> What the exercise asks
Find every line in the records below that contains "desktop", and copy it.

> Data for review
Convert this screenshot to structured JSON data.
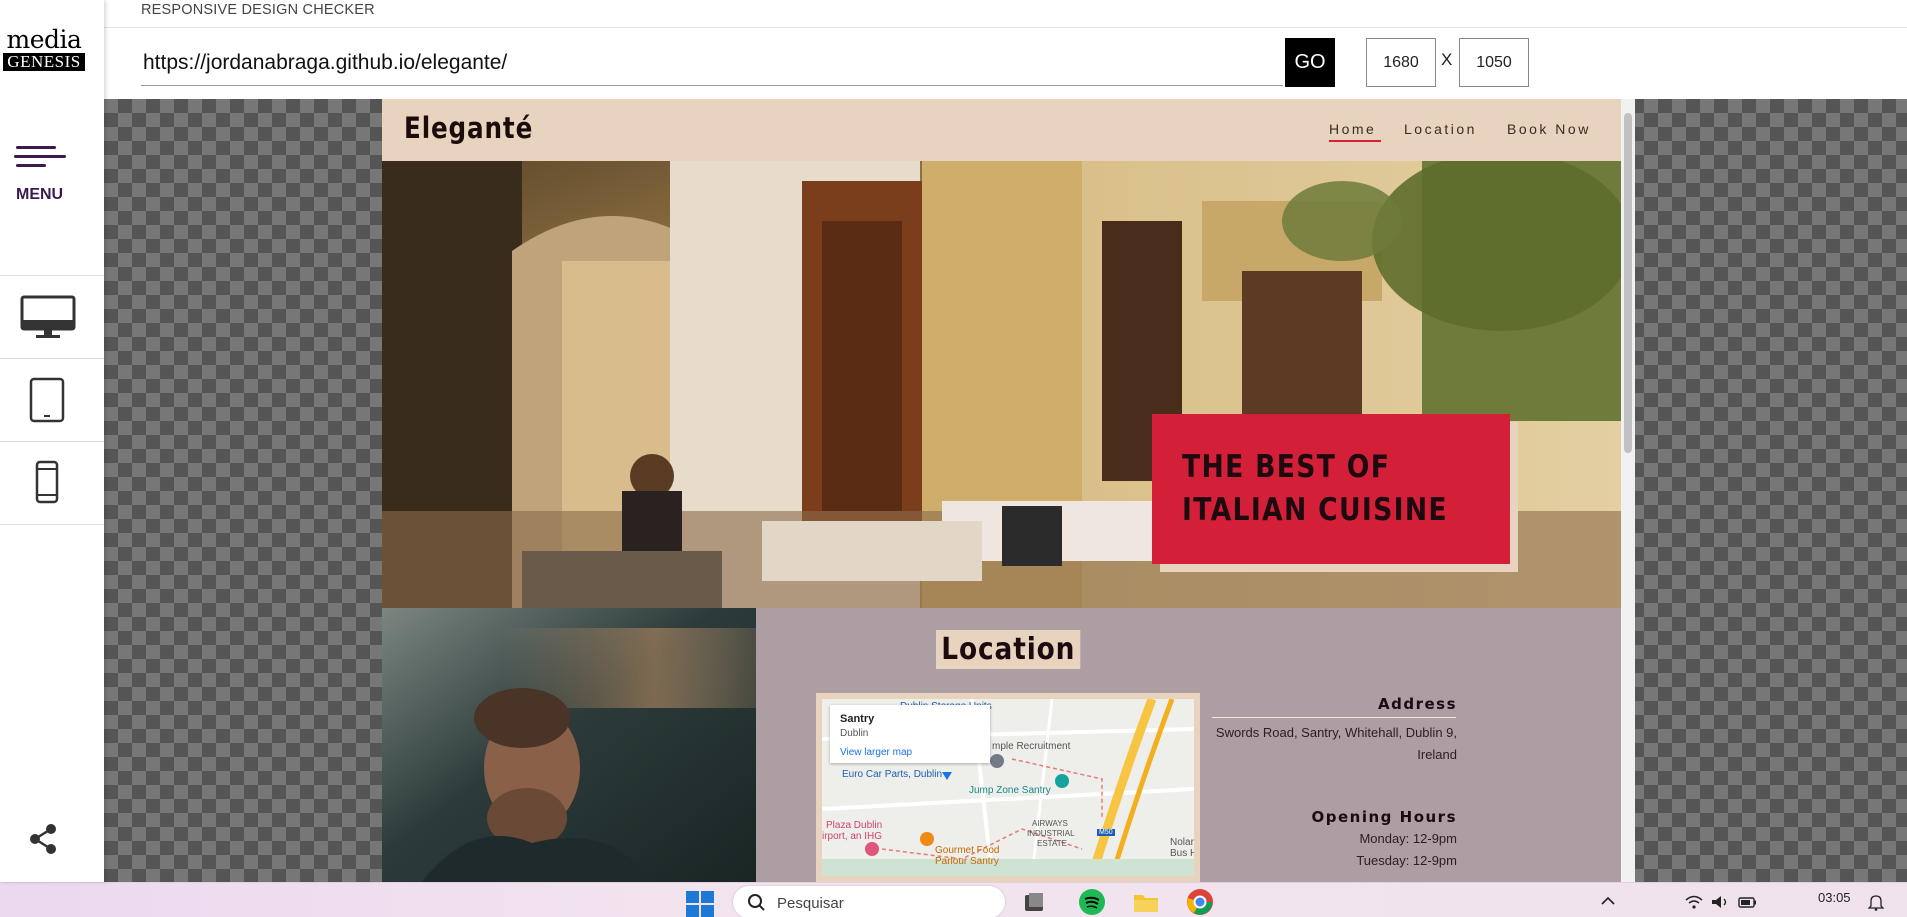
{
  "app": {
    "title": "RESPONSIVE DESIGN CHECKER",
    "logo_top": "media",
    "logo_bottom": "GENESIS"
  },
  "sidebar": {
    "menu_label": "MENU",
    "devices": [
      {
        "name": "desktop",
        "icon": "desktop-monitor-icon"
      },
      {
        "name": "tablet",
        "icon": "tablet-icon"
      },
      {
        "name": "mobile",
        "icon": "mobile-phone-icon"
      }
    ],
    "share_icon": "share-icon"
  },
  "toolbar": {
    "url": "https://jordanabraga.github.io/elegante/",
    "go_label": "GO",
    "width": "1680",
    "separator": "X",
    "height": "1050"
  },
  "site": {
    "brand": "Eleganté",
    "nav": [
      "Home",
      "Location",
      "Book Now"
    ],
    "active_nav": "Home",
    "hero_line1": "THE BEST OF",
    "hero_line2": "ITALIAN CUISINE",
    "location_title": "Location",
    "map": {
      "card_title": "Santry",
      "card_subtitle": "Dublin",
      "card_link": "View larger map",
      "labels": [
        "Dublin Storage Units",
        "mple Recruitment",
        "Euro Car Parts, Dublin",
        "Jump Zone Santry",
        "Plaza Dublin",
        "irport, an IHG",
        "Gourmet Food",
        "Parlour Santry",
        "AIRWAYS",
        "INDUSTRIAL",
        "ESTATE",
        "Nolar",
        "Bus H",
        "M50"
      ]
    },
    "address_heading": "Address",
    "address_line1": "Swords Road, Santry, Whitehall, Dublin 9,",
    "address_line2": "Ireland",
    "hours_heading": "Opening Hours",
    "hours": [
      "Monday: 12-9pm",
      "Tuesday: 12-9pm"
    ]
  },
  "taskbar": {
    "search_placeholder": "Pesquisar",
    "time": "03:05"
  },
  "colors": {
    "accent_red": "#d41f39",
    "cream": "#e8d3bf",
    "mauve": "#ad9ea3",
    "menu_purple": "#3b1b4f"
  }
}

---

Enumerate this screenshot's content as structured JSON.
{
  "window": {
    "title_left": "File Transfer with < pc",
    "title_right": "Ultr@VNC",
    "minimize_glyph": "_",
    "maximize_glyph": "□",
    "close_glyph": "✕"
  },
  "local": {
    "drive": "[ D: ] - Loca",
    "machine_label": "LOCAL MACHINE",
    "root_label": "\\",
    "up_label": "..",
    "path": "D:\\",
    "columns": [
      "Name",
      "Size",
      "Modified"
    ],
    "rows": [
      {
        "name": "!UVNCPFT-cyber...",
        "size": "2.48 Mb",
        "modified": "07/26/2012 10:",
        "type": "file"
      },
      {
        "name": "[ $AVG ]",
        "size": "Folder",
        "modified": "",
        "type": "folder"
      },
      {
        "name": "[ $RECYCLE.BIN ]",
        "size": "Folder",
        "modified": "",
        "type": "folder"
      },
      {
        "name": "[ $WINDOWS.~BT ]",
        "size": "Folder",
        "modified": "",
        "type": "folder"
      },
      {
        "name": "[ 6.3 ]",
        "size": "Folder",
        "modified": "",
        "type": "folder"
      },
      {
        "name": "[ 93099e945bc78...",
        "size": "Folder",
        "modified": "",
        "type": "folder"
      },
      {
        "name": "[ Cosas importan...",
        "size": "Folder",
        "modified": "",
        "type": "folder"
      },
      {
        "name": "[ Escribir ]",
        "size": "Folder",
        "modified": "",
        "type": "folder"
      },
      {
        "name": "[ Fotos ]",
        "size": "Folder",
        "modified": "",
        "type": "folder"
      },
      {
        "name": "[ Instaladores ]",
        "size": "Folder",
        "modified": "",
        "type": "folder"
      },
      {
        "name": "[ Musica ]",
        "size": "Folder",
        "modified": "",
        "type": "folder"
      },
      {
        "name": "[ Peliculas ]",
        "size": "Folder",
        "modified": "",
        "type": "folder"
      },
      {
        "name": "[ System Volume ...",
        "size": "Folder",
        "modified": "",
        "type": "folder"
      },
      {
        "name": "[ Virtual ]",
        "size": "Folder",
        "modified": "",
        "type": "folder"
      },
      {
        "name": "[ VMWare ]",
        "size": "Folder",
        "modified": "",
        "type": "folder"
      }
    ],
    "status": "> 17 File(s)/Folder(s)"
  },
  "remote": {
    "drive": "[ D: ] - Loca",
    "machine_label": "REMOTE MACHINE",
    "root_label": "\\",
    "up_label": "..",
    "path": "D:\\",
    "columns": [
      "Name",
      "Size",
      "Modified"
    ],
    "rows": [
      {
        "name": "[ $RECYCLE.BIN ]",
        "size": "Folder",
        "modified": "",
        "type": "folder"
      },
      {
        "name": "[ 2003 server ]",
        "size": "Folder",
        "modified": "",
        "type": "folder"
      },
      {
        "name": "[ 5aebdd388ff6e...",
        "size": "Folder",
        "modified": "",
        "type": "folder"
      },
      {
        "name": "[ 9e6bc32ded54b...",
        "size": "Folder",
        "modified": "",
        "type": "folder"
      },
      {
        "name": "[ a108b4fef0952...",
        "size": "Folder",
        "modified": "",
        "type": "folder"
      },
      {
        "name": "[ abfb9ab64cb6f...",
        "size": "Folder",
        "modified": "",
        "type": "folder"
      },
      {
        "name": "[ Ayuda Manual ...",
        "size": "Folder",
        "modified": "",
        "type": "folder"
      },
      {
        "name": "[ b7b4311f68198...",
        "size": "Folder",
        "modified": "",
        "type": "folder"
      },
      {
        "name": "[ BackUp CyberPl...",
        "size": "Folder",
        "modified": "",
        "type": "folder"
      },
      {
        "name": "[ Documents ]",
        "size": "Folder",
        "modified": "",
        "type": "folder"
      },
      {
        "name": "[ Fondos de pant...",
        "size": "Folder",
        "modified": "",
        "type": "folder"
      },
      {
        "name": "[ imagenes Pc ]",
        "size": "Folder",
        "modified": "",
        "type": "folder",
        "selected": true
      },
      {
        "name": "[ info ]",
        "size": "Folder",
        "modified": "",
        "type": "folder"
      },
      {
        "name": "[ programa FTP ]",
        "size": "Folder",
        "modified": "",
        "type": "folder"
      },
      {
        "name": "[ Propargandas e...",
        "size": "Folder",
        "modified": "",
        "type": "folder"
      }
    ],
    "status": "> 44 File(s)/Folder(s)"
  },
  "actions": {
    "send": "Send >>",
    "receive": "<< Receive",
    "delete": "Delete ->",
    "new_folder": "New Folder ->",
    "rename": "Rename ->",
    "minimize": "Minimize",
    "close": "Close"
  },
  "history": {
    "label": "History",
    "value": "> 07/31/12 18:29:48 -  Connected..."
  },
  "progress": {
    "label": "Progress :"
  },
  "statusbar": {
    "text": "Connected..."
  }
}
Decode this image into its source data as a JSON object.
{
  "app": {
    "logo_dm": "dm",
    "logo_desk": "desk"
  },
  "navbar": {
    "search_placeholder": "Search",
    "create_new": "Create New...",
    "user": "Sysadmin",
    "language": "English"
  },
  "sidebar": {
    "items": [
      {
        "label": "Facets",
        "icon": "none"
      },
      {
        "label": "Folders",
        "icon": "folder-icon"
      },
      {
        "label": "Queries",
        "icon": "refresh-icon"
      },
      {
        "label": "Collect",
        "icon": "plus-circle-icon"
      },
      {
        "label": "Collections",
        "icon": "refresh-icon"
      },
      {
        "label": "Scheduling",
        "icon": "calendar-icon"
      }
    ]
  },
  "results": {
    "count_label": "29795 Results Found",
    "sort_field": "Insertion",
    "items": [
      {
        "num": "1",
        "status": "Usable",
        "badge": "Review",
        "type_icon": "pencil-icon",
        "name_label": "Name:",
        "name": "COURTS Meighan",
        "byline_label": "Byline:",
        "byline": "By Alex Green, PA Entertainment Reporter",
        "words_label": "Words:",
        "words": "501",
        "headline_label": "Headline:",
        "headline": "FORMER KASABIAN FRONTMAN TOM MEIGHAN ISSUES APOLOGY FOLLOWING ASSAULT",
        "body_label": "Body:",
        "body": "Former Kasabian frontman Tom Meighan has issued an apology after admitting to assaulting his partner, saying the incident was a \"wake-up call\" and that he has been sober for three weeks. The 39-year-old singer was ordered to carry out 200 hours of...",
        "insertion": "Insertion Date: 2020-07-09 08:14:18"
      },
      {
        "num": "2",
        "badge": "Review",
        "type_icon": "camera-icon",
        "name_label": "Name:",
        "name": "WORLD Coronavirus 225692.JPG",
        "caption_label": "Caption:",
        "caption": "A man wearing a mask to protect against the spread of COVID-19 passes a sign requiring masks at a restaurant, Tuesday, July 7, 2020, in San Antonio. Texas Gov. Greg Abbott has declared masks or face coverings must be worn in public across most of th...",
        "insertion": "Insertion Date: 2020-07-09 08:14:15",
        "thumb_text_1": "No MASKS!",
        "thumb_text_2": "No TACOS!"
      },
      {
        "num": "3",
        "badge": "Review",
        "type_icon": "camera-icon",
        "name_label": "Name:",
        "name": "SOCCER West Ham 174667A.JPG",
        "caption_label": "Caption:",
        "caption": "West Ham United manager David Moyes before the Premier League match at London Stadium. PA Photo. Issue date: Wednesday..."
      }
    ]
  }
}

> Exercise answer
        "name": "desktop",
        "icon": "desktop-monitor-icon"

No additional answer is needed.